Written task ->
Go through the entries below and print each one exactly, leaving out pictures.

(Stored data entries)
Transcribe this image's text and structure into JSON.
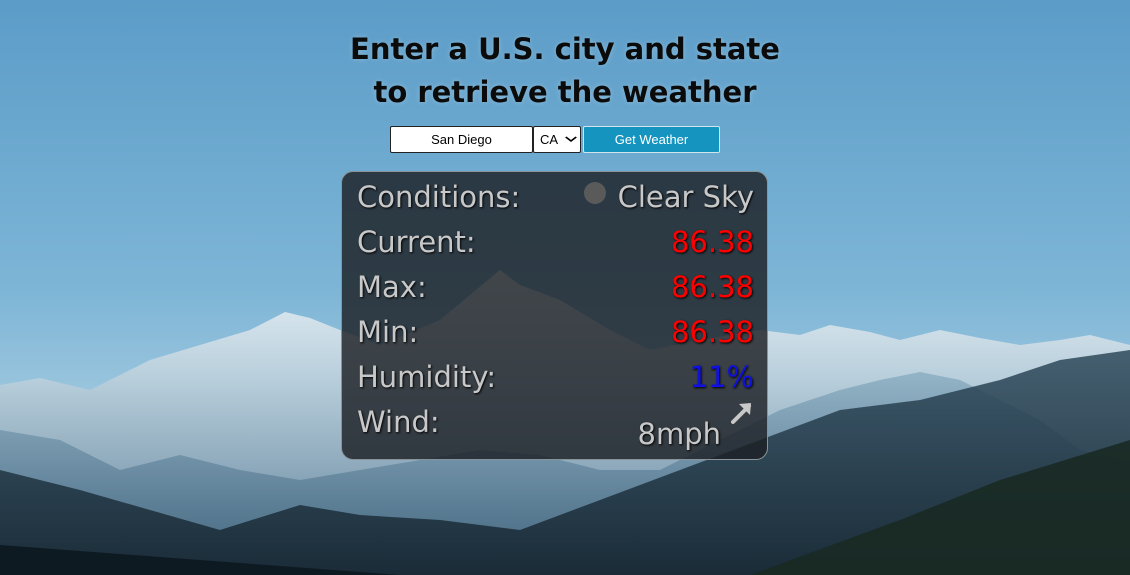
{
  "heading": {
    "line1": "Enter a U.S. city and state",
    "line2": "to retrieve the weather"
  },
  "form": {
    "city_value": "San Diego",
    "state_value": "CA",
    "button_label": "Get Weather"
  },
  "weather": {
    "conditions_label": "Conditions:",
    "conditions_value": "Clear Sky",
    "conditions_icon": "weather-condition-icon",
    "current_label": "Current:",
    "current_value": "86.38",
    "max_label": "Max:",
    "max_value": "86.38",
    "min_label": "Min:",
    "min_value": "86.38",
    "humidity_label": "Humidity:",
    "humidity_value": "11%",
    "wind_label": "Wind:",
    "wind_value": "8mph",
    "wind_icon": "wind-direction-arrow-icon"
  },
  "colors": {
    "button": "#1594bf",
    "temperature": "#ff0000",
    "humidity": "#1010e0",
    "panel_bg": "rgba(28,32,36,0.82)"
  }
}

Result of the exercise ->
Transcribe this image's text and structure into JSON.
{
  "heading": {
    "line1": "Enter a U.S. city and state",
    "line2": "to retrieve the weather"
  },
  "form": {
    "city_value": "San Diego",
    "state_value": "CA",
    "button_label": "Get Weather"
  },
  "weather": {
    "conditions_label": "Conditions:",
    "conditions_value": "Clear Sky",
    "conditions_icon": "weather-condition-icon",
    "current_label": "Current:",
    "current_value": "86.38",
    "max_label": "Max:",
    "max_value": "86.38",
    "min_label": "Min:",
    "min_value": "86.38",
    "humidity_label": "Humidity:",
    "humidity_value": "11%",
    "wind_label": "Wind:",
    "wind_value": "8mph",
    "wind_icon": "wind-direction-arrow-icon"
  },
  "colors": {
    "button": "#1594bf",
    "temperature": "#ff0000",
    "humidity": "#1010e0",
    "panel_bg": "rgba(28,32,36,0.82)"
  }
}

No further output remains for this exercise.